■ **Task directions**: Copy out each line in the material below that has the word "range".

[Dataset items]
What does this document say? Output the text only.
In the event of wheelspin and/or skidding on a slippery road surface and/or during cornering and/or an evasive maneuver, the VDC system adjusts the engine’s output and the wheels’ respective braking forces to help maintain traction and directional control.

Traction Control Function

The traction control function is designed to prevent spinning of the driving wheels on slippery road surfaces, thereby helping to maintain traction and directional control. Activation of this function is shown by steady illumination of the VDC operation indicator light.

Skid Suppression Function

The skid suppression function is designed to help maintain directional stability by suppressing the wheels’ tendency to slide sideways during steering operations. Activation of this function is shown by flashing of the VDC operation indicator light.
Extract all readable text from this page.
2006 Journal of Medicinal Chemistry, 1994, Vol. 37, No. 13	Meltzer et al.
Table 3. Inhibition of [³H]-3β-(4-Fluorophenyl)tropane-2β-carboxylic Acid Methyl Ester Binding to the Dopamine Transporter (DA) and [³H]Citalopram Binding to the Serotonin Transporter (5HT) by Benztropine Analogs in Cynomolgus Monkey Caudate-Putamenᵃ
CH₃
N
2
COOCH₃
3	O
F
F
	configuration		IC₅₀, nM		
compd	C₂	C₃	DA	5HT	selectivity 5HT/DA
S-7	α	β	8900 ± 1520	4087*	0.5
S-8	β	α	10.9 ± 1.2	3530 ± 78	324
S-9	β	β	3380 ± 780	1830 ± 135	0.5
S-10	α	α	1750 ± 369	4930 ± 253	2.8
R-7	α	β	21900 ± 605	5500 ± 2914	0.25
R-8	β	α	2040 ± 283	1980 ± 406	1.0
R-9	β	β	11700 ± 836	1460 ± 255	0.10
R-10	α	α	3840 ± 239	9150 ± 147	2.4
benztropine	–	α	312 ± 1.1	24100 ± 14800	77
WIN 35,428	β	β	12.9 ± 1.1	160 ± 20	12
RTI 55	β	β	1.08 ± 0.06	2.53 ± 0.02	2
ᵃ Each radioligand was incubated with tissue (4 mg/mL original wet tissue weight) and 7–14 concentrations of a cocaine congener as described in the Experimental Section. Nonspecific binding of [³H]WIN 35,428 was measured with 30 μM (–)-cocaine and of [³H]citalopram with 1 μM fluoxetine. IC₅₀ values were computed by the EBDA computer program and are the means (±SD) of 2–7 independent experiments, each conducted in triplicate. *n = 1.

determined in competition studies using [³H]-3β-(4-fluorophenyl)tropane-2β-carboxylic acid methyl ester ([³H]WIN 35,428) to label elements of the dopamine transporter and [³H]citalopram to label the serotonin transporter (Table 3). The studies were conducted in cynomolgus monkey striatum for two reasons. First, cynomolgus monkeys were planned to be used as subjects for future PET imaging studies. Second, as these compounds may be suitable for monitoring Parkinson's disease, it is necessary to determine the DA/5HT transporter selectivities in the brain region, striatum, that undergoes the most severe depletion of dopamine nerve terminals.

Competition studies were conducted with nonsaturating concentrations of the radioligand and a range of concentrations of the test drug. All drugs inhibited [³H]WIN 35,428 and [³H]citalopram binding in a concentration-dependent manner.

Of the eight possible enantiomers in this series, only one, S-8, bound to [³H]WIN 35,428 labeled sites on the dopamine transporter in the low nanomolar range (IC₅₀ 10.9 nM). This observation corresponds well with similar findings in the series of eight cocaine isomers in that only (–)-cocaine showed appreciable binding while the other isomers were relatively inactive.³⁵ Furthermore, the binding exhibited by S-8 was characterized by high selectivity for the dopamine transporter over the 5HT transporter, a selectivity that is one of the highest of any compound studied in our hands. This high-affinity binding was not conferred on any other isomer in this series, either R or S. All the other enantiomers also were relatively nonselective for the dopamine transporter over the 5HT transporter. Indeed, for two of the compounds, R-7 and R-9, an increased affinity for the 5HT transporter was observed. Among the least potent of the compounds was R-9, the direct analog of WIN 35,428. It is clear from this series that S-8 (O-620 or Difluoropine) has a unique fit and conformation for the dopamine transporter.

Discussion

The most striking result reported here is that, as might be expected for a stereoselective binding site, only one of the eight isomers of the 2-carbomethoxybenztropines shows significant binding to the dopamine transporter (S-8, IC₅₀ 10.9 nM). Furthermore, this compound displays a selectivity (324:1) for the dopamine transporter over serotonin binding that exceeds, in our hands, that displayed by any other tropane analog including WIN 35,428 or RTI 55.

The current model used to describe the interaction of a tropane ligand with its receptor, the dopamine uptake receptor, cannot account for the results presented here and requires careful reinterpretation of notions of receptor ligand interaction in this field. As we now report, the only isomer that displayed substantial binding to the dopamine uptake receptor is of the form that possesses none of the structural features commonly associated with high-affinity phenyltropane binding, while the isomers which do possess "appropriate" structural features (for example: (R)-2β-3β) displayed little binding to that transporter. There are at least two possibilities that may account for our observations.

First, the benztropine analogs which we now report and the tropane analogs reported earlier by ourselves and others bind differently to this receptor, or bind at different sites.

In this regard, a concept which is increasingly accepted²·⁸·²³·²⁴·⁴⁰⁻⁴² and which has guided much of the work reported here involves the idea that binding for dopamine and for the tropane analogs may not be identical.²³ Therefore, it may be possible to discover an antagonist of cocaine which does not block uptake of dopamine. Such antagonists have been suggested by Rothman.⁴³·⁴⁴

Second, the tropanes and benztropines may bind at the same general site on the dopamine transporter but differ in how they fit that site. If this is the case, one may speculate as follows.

■ **Task solution**:
Competition studies were conducted with nonsaturating concentrations of the radioligand and a range of concentrations of the test drug. All drugs inhibited [³H]WIN 35,428 and [³H]citalopram binding in a concentration-dependent manner.
Of the eight possible enantiomers in this series, only one, S-8, bound to [³H]WIN 35,428 labeled sites on the dopamine transporter in the low nanomolar range (IC₅₀ 10.9 nM). This observation corresponds well with similar findings in the series of eight cocaine isomers in that only (–)-cocaine showed appreciable binding while the other isomers were relatively inactive.³⁵ Furthermore, the binding exhibited by S-8 was characterized by high selectivity for the dopamine transporter over the 5HT transporter, a selectivity that is one of the highest of any compound studied in our hands. This high-affinity binding was not conferred on any other isomer in this series, either R or S. All the other enantiomers also were relatively nonselective for the dopamine transporter over the 5HT transporter. Indeed, for two of the compounds, R-7 and R-9, an increased affinity for the 5HT transporter was observed. Among the least potent of the compounds was R-9, the direct analog of WIN 35,428. It is clear from this series that S-8 (O-620 or Difluoropine) has a unique fit and conformation for the dopamine transporter.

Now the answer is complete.